» Aim: Single out each line with the word "JSON" and copy it.

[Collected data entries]
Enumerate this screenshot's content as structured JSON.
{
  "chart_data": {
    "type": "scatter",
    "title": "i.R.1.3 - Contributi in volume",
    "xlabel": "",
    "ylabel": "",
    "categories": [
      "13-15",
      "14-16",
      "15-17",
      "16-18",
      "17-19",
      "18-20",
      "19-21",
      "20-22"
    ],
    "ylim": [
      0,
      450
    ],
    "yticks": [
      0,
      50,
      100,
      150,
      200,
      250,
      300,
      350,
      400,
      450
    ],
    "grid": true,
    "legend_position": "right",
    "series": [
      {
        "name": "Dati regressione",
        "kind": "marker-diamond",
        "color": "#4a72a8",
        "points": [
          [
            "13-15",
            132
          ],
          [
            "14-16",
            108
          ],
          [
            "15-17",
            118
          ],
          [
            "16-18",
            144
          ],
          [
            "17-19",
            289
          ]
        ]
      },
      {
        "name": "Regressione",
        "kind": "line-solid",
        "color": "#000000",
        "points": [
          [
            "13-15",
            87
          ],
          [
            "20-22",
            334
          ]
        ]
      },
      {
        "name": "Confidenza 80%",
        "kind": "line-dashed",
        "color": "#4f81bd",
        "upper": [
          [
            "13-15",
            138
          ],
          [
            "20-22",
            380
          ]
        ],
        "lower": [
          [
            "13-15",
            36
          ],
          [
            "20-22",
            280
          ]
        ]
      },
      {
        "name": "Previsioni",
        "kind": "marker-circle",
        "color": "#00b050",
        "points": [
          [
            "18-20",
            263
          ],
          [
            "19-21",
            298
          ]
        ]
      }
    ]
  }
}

==

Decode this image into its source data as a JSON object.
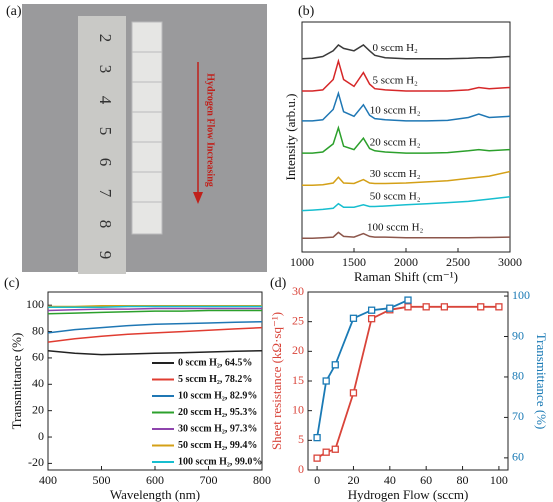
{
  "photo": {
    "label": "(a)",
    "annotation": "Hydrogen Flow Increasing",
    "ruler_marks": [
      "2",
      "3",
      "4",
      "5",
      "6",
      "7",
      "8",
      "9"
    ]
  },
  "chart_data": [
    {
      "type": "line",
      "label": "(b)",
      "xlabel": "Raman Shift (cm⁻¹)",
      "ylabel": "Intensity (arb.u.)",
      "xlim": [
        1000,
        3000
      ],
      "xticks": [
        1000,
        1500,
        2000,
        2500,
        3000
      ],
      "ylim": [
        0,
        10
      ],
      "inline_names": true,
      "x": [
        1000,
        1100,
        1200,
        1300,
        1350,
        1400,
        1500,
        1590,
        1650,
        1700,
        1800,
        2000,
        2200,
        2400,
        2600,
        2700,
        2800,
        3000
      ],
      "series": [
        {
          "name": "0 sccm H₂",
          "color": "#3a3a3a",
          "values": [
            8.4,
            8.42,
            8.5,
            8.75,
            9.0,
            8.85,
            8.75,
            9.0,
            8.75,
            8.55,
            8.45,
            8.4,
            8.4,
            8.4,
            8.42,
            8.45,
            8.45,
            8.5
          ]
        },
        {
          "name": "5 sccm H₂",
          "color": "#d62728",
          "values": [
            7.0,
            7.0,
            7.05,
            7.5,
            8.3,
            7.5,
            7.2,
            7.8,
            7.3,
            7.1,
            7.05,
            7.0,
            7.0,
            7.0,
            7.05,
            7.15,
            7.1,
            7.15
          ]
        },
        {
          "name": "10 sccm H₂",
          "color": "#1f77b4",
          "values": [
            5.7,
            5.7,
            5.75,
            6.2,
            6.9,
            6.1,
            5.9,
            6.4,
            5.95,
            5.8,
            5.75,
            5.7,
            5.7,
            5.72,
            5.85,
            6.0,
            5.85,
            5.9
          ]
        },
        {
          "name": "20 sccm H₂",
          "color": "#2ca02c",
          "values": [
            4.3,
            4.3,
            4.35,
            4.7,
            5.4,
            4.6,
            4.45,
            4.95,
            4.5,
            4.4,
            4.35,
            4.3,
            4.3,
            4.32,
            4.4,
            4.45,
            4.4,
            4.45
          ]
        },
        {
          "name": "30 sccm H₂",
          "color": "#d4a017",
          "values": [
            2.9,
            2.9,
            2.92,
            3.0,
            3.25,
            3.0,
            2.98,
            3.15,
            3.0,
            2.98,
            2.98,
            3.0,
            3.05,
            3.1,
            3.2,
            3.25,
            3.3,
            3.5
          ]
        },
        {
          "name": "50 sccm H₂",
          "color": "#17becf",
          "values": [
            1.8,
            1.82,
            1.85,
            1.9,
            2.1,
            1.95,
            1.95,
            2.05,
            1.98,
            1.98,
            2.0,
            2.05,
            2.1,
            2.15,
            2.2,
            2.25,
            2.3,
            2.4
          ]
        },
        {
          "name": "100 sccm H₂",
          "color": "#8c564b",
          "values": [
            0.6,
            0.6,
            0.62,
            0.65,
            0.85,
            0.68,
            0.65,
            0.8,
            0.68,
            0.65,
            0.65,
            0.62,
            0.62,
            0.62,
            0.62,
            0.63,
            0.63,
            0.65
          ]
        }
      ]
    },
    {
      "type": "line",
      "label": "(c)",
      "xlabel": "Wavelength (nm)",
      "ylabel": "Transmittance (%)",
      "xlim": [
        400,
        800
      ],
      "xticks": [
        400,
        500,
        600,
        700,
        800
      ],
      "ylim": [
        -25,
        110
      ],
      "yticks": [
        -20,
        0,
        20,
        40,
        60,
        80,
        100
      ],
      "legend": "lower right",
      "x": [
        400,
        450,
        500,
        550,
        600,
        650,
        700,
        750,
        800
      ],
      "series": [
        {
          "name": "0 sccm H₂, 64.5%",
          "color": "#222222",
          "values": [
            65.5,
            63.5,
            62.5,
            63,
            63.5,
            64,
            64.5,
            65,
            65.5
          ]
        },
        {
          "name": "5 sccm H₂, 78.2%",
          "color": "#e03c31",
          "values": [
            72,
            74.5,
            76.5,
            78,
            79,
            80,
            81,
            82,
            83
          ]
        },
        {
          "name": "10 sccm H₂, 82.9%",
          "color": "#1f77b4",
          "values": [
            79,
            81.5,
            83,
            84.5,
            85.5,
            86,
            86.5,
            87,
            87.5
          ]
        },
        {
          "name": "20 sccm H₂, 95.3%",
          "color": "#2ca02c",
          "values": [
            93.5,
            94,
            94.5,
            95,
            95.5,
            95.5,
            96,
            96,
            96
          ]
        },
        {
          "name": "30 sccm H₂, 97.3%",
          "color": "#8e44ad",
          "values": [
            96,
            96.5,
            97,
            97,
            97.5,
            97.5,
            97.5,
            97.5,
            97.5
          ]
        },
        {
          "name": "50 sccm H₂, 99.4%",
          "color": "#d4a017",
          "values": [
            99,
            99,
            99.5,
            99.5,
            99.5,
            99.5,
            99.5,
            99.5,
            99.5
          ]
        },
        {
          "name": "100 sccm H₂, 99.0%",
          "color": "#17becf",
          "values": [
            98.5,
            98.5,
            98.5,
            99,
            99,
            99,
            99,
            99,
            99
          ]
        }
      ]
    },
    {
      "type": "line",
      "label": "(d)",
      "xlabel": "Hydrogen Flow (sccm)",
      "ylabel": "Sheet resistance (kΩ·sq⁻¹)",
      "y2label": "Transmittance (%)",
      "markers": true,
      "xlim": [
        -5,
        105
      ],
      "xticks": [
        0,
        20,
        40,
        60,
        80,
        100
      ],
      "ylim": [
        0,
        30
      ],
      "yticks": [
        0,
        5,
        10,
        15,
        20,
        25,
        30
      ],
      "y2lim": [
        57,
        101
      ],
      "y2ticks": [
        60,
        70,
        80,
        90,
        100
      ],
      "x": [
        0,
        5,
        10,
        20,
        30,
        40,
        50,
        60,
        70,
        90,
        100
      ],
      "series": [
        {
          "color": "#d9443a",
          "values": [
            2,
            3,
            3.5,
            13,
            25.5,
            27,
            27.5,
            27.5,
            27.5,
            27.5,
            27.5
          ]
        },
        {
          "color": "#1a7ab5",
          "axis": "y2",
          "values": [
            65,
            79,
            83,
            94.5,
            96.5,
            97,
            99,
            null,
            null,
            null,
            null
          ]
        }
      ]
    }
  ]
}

» Result below:
Enumerate this screenshot's content as structured JSON.
Decode this image into its source data as a JSON object.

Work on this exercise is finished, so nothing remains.